>> Begin DATA LISTING

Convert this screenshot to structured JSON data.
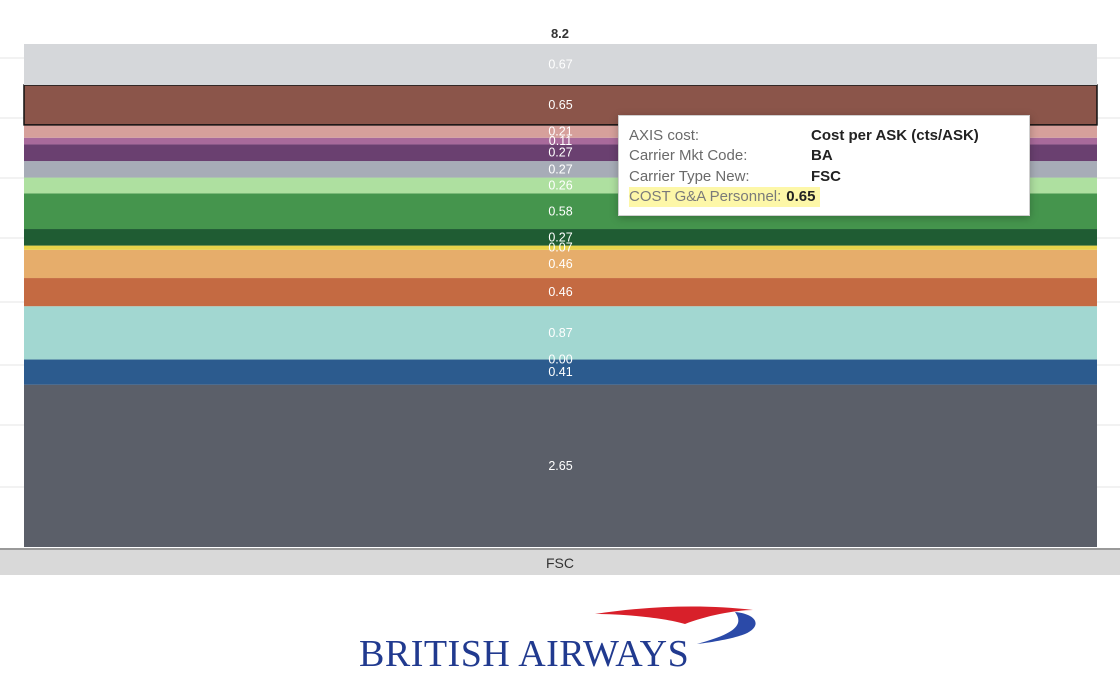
{
  "chart_data": {
    "type": "stacked-bar",
    "category": "FSC",
    "total_label": "8.2",
    "segments": [
      {
        "value": 2.65,
        "label": "2.65",
        "color": "#5b5f69"
      },
      {
        "value": 0.41,
        "label": "0.41",
        "color": "#2c5b8e"
      },
      {
        "value": 0.0,
        "label": "0.00",
        "color": "#3f7fbf"
      },
      {
        "value": 0.87,
        "label": "0.87",
        "color": "#a2d7d1"
      },
      {
        "value": 0.46,
        "label": "0.46",
        "color": "#c46a42"
      },
      {
        "value": 0.46,
        "label": "0.46",
        "color": "#e6ad6b"
      },
      {
        "value": 0.07,
        "label": "0.07",
        "color": "#e8d34a"
      },
      {
        "value": 0.27,
        "label": "0.27",
        "color": "#1f5c33"
      },
      {
        "value": 0.58,
        "label": "0.58",
        "color": "#45954d"
      },
      {
        "value": 0.26,
        "label": "0.26",
        "color": "#aee0a0"
      },
      {
        "value": 0.27,
        "label": "0.27",
        "color": "#a7acb7"
      },
      {
        "value": 0.27,
        "label": "0.27",
        "color": "#6a4070"
      },
      {
        "value": 0.11,
        "label": "0.11",
        "color": "#a86a9b"
      },
      {
        "value": 0.21,
        "label": "0.21",
        "color": "#d6a09b"
      },
      {
        "value": 0.65,
        "label": "0.65",
        "color": "#8b554a",
        "selected": true
      },
      {
        "value": 0.67,
        "label": "0.67",
        "color": "#d5d7da"
      }
    ]
  },
  "tooltip": {
    "rows": [
      {
        "key": "AXIS cost:",
        "value": "Cost per ASK (cts/ASK)"
      },
      {
        "key": "Carrier Mkt Code:",
        "value": "BA"
      },
      {
        "key": "Carrier Type New:",
        "value": "FSC"
      }
    ],
    "highlight": {
      "key": "COST G&A Personnel:",
      "value": "0.65"
    }
  },
  "logo": {
    "text": "BRITISH AIRWAYS",
    "swoosh_red": "#d8202a",
    "swoosh_blue": "#2b4aa8"
  }
}
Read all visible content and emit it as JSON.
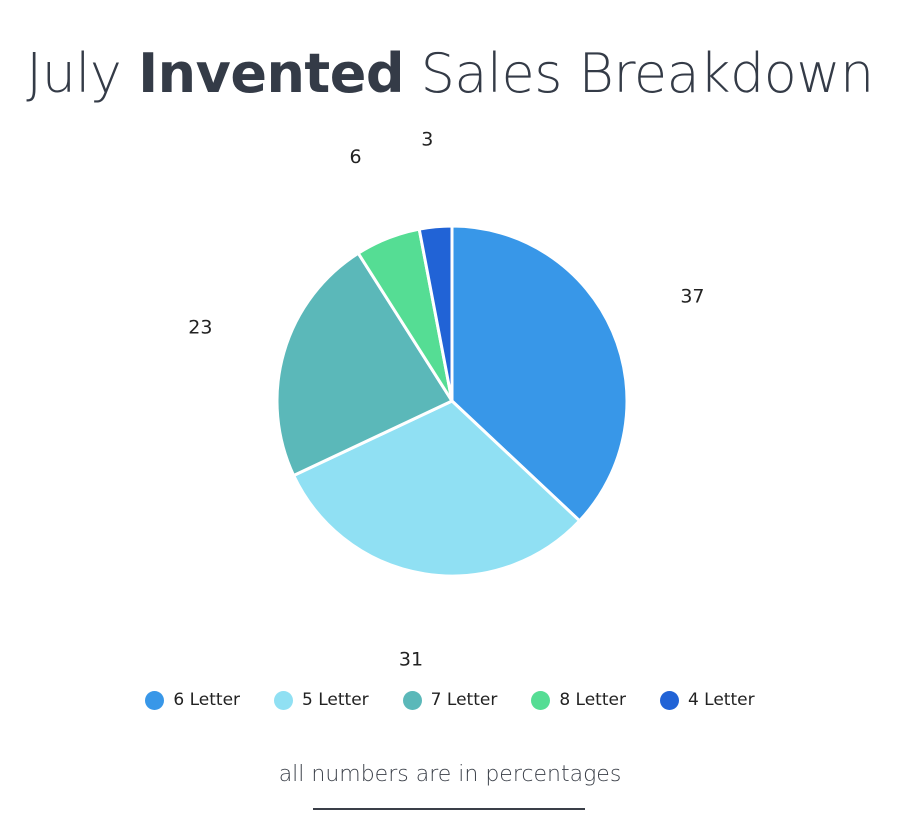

>> End DATA LISTING

→ **AIM**:
Reproduce the entries above exactly. Do not include the images.

→ **EXERCISE RESPONSE**:
Convert this screenshot to structured JSON data.
{
  "chart_data": {
    "type": "stacked-bar",
    "category": "FSC",
    "total_label": "8.2",
    "segments": [
      {
        "value": 2.65,
        "label": "2.65",
        "color": "#5b5f69"
      },
      {
        "value": 0.41,
        "label": "0.41",
        "color": "#2c5b8e"
      },
      {
        "value": 0.0,
        "label": "0.00",
        "color": "#3f7fbf"
      },
      {
        "value": 0.87,
        "label": "0.87",
        "color": "#a2d7d1"
      },
      {
        "value": 0.46,
        "label": "0.46",
        "color": "#c46a42"
      },
      {
        "value": 0.46,
        "label": "0.46",
        "color": "#e6ad6b"
      },
      {
        "value": 0.07,
        "label": "0.07",
        "color": "#e8d34a"
      },
      {
        "value": 0.27,
        "label": "0.27",
        "color": "#1f5c33"
      },
      {
        "value": 0.58,
        "label": "0.58",
        "color": "#45954d"
      },
      {
        "value": 0.26,
        "label": "0.26",
        "color": "#aee0a0"
      },
      {
        "value": 0.27,
        "label": "0.27",
        "color": "#a7acb7"
      },
      {
        "value": 0.27,
        "label": "0.27",
        "color": "#6a4070"
      },
      {
        "value": 0.11,
        "label": "0.11",
        "color": "#a86a9b"
      },
      {
        "value": 0.21,
        "label": "0.21",
        "color": "#d6a09b"
      },
      {
        "value": 0.65,
        "label": "0.65",
        "color": "#8b554a",
        "selected": true
      },
      {
        "value": 0.67,
        "label": "0.67",
        "color": "#d5d7da"
      }
    ]
  },
  "tooltip": {
    "rows": [
      {
        "key": "AXIS cost:",
        "value": "Cost per ASK (cts/ASK)"
      },
      {
        "key": "Carrier Mkt Code:",
        "value": "BA"
      },
      {
        "key": "Carrier Type New:",
        "value": "FSC"
      }
    ],
    "highlight": {
      "key": "COST G&A Personnel:",
      "value": "0.65"
    }
  },
  "logo": {
    "text": "BRITISH AIRWAYS",
    "swoosh_red": "#d8202a",
    "swoosh_blue": "#2b4aa8"
  }
}
Read all visible content and emit it as JSON.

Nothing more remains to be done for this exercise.